Copy the lines below word for word, leaving out any pictures.

---------------

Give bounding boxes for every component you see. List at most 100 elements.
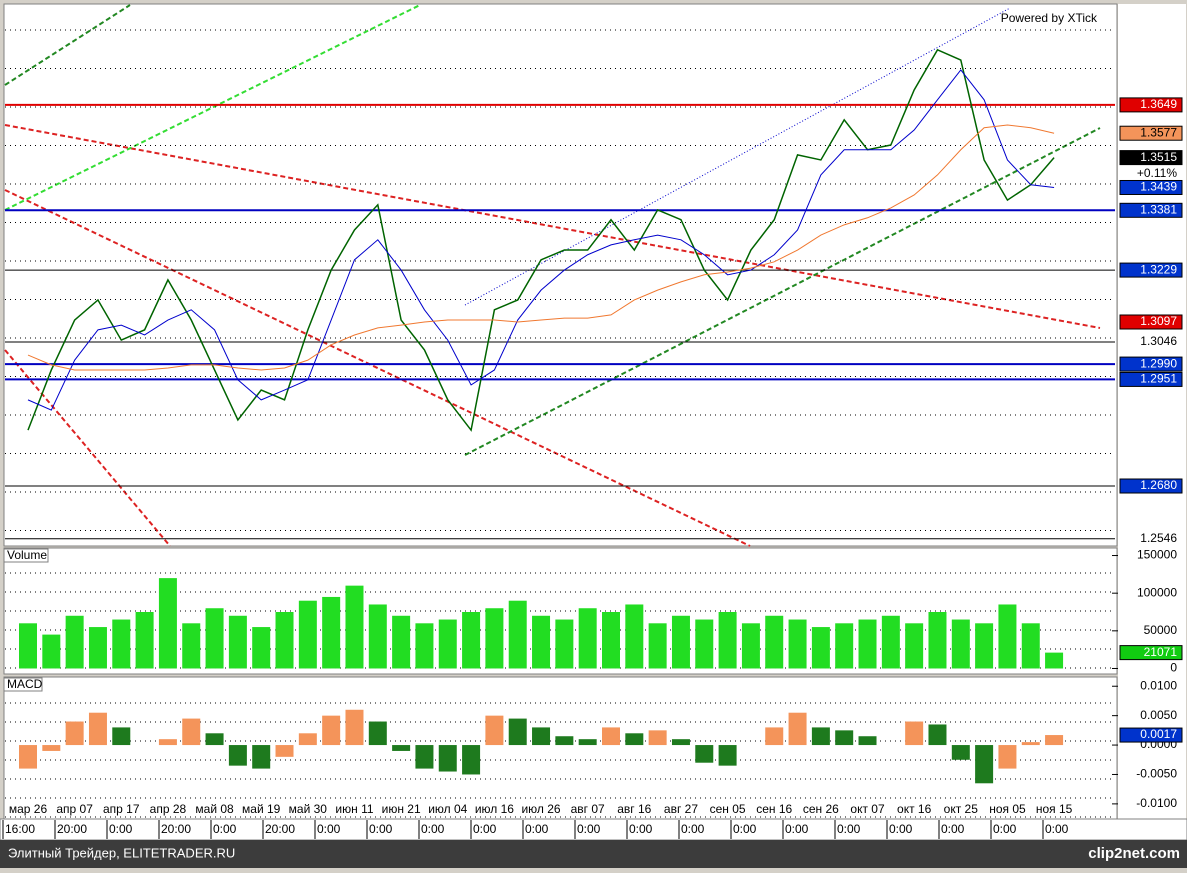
y-tick-label: -0.0100 <box>1136 796 1177 810</box>
footer-text: Элитный Трейдер, ELITETRADER.RU <box>8 845 235 860</box>
time-label: 0:00 <box>681 822 705 836</box>
trend-line <box>4 124 1101 329</box>
bar <box>648 623 667 669</box>
bar <box>811 627 830 669</box>
y-tick-label: 1.3097 <box>1140 314 1177 328</box>
bar <box>975 745 994 784</box>
bar <box>415 623 434 669</box>
y-tick-label: 1.2546 <box>1140 531 1177 545</box>
time-label: 0:00 <box>733 822 757 836</box>
bar <box>625 604 644 669</box>
trend-lines <box>4 4 1101 547</box>
y-tick-label: 1.3229 <box>1140 262 1177 276</box>
time-label: 0:00 <box>577 822 601 836</box>
y-tick-label: 1.2680 <box>1140 478 1177 492</box>
bar <box>741 623 760 669</box>
bar <box>158 578 177 669</box>
bar <box>182 718 201 746</box>
bar <box>835 623 854 669</box>
bar <box>1021 742 1040 746</box>
y-tick-label-box <box>1120 335 1182 350</box>
time-label: 0:00 <box>473 822 497 836</box>
bar <box>508 600 527 669</box>
y-tick-label-box <box>1119 262 1183 278</box>
x-tick-label: окт 07 <box>850 802 885 816</box>
y-tick-label: 1.3046 <box>1140 334 1177 348</box>
last-value-label: 1.3515 <box>1140 150 1177 164</box>
x-tick-label: май 30 <box>289 802 328 816</box>
bar <box>228 745 247 766</box>
bar <box>788 619 807 669</box>
x-tick-label: июн 21 <box>382 802 421 816</box>
bar <box>718 612 737 669</box>
bar <box>415 745 434 769</box>
time-label: 0:00 <box>993 822 1017 836</box>
x-tick-label: апр 07 <box>56 802 93 816</box>
bar <box>928 724 947 746</box>
bar <box>485 608 504 669</box>
bar <box>298 600 317 669</box>
bar <box>112 619 131 669</box>
last-value-label-box <box>1119 125 1183 141</box>
bar <box>19 745 37 769</box>
bar <box>532 615 551 669</box>
footer-logo: clip2net.com <box>1088 845 1180 862</box>
x-tick-label: июн 11 <box>335 802 373 816</box>
trend-line <box>464 127 1101 456</box>
bar <box>88 712 107 746</box>
y-tick-label: 1.3649 <box>1140 97 1177 111</box>
bar <box>368 604 387 669</box>
bar <box>65 721 84 746</box>
time-label: 0:00 <box>317 822 341 836</box>
bar <box>951 745 970 760</box>
bar <box>1021 623 1040 669</box>
time-label: 0:00 <box>889 822 913 836</box>
x-tick-label: ноя 05 <box>989 802 1026 816</box>
bar <box>368 721 387 746</box>
bar <box>951 619 970 669</box>
bar <box>695 745 714 763</box>
change-label: +0.11% <box>1137 166 1177 180</box>
bar <box>275 745 294 757</box>
time-label: 0:00 <box>369 822 393 836</box>
bar <box>322 715 341 746</box>
last-value-label: 1.3439 <box>1140 180 1177 194</box>
bar <box>322 596 341 669</box>
bar <box>438 745 457 772</box>
time-label: 20:00 <box>161 822 191 836</box>
price-panel <box>3 3 1118 547</box>
panel-label-box <box>3 548 49 563</box>
bar <box>392 615 411 669</box>
time-label: 20:00 <box>265 822 295 836</box>
bar <box>625 733 644 746</box>
bar <box>975 623 994 669</box>
time-label: 0:00 <box>941 822 965 836</box>
watermark: Powered by XTick <box>1001 11 1098 25</box>
x-tick-label: сен 26 <box>803 802 839 816</box>
x-tick-label: авг 27 <box>664 802 698 816</box>
bar <box>462 745 481 775</box>
x-tick-label: авг 07 <box>571 802 605 816</box>
trend-line <box>4 349 171 547</box>
y-tick-label: 1.2951 <box>1140 372 1177 386</box>
bar <box>275 612 294 669</box>
bar <box>671 739 690 746</box>
bar <box>252 627 271 669</box>
bar <box>112 727 131 746</box>
panel-title: MACD <box>7 677 43 691</box>
panel-title: Volume <box>7 548 47 562</box>
bar <box>19 623 37 669</box>
bar <box>65 615 84 669</box>
x-tick-label: июл 16 <box>475 802 514 816</box>
bar <box>532 727 551 746</box>
x-tick-label: май 08 <box>195 802 234 816</box>
bar <box>88 627 107 669</box>
x-tick-label: июл 04 <box>428 802 467 816</box>
x-tick-label: апр 17 <box>103 802 140 816</box>
last-value-label: 21071 <box>1144 645 1178 659</box>
y-tick-label: 1.3381 <box>1140 202 1177 216</box>
bar <box>765 615 784 669</box>
time-label: 0:00 <box>213 822 237 836</box>
last-value-label-box <box>1119 150 1183 166</box>
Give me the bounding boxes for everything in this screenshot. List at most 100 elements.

---------------

THE ANSWER:
Give bounding boxes for every component you see. List at most 100 elements.
y-tick-label: -0.0100 <box>1136 796 1177 810</box>
footer-text: Элитный Трейдер, ELITETRADER.RU <box>8 845 235 860</box>
time-label: 0:00 <box>681 822 705 836</box>
trend-line <box>4 124 1101 329</box>
bar <box>648 623 667 669</box>
bar <box>811 627 830 669</box>
y-tick-label: 1.3097 <box>1140 314 1177 328</box>
bar <box>975 745 994 784</box>
bar <box>415 623 434 669</box>
y-tick-label: 1.2546 <box>1140 531 1177 545</box>
time-label: 0:00 <box>733 822 757 836</box>
bar <box>625 604 644 669</box>
trend-lines <box>4 4 1101 547</box>
y-tick-label: 1.3229 <box>1140 262 1177 276</box>
time-label: 0:00 <box>577 822 601 836</box>
y-tick-label: 1.2680 <box>1140 478 1177 492</box>
bar <box>741 623 760 669</box>
bar <box>158 578 177 669</box>
bar <box>182 718 201 746</box>
bar <box>835 623 854 669</box>
bar <box>1021 742 1040 746</box>
y-tick-label-box <box>1120 335 1182 350</box>
time-label: 0:00 <box>473 822 497 836</box>
bar <box>508 600 527 669</box>
y-tick-label-box <box>1119 262 1183 278</box>
x-tick-label: окт 07 <box>850 802 885 816</box>
y-tick-label: 1.3046 <box>1140 334 1177 348</box>
last-value-label: 1.3515 <box>1140 150 1177 164</box>
x-tick-label: май 30 <box>289 802 328 816</box>
bar <box>228 745 247 766</box>
bar <box>788 619 807 669</box>
x-tick-label: июн 21 <box>382 802 421 816</box>
bar <box>718 612 737 669</box>
bar <box>415 745 434 769</box>
time-label: 0:00 <box>993 822 1017 836</box>
x-tick-label: апр 07 <box>56 802 93 816</box>
bar <box>928 724 947 746</box>
bar <box>485 608 504 669</box>
bar <box>298 600 317 669</box>
bar <box>112 619 131 669</box>
last-value-label-box <box>1119 125 1183 141</box>
bar <box>19 745 37 769</box>
bar <box>532 615 551 669</box>
footer-logo: clip2net.com <box>1088 845 1180 862</box>
x-tick-label: июн 11 <box>335 802 373 816</box>
trend-line <box>464 127 1101 456</box>
bar <box>88 712 107 746</box>
y-tick-label: 1.3649 <box>1140 97 1177 111</box>
bar <box>368 604 387 669</box>
bar <box>65 721 84 746</box>
time-label: 0:00 <box>317 822 341 836</box>
bar <box>951 745 970 760</box>
bar <box>1021 623 1040 669</box>
time-label: 0:00 <box>889 822 913 836</box>
x-tick-label: ноя 05 <box>989 802 1026 816</box>
bar <box>368 721 387 746</box>
bar <box>951 619 970 669</box>
bar <box>695 745 714 763</box>
change-label: +0.11% <box>1137 166 1177 180</box>
bar <box>275 745 294 757</box>
time-label: 0:00 <box>369 822 393 836</box>
bar <box>322 715 341 746</box>
last-value-label: 1.3439 <box>1140 180 1177 194</box>
bar <box>322 596 341 669</box>
bar <box>438 745 457 772</box>
time-label: 20:00 <box>161 822 191 836</box>
price-panel <box>3 3 1118 547</box>
panel-label-box <box>3 548 49 563</box>
bar <box>392 615 411 669</box>
time-label: 20:00 <box>265 822 295 836</box>
bar <box>625 733 644 746</box>
bar <box>975 623 994 669</box>
time-label: 0:00 <box>941 822 965 836</box>
watermark: Powered by XTick <box>1001 11 1098 25</box>
x-tick-label: сен 26 <box>803 802 839 816</box>
x-tick-label: авг 27 <box>664 802 698 816</box>
bar <box>462 745 481 775</box>
x-tick-label: авг 07 <box>571 802 605 816</box>
trend-line <box>4 349 171 547</box>
y-tick-label: 1.2951 <box>1140 372 1177 386</box>
bar <box>275 612 294 669</box>
bar <box>671 739 690 746</box>
bar <box>252 627 271 669</box>
bar <box>112 727 131 746</box>
panel-title: MACD <box>7 677 43 691</box>
panel-title: Volume <box>7 548 47 562</box>
bar <box>19 623 37 669</box>
bar <box>65 615 84 669</box>
x-tick-label: июл 16 <box>475 802 514 816</box>
bar <box>532 727 551 746</box>
x-tick-label: май 08 <box>195 802 234 816</box>
bar <box>88 627 107 669</box>
x-tick-label: июл 04 <box>428 802 467 816</box>
x-tick-label: апр 17 <box>103 802 140 816</box>
last-value-label: 21071 <box>1144 645 1178 659</box>
y-tick-label: 1.3381 <box>1140 202 1177 216</box>
bar <box>765 615 784 669</box>
time-label: 0:00 <box>213 822 237 836</box>
last-value-label-box <box>1119 150 1183 166</box>
Give me the bounding boxes for everything in this screenshot. List at most 100 elements.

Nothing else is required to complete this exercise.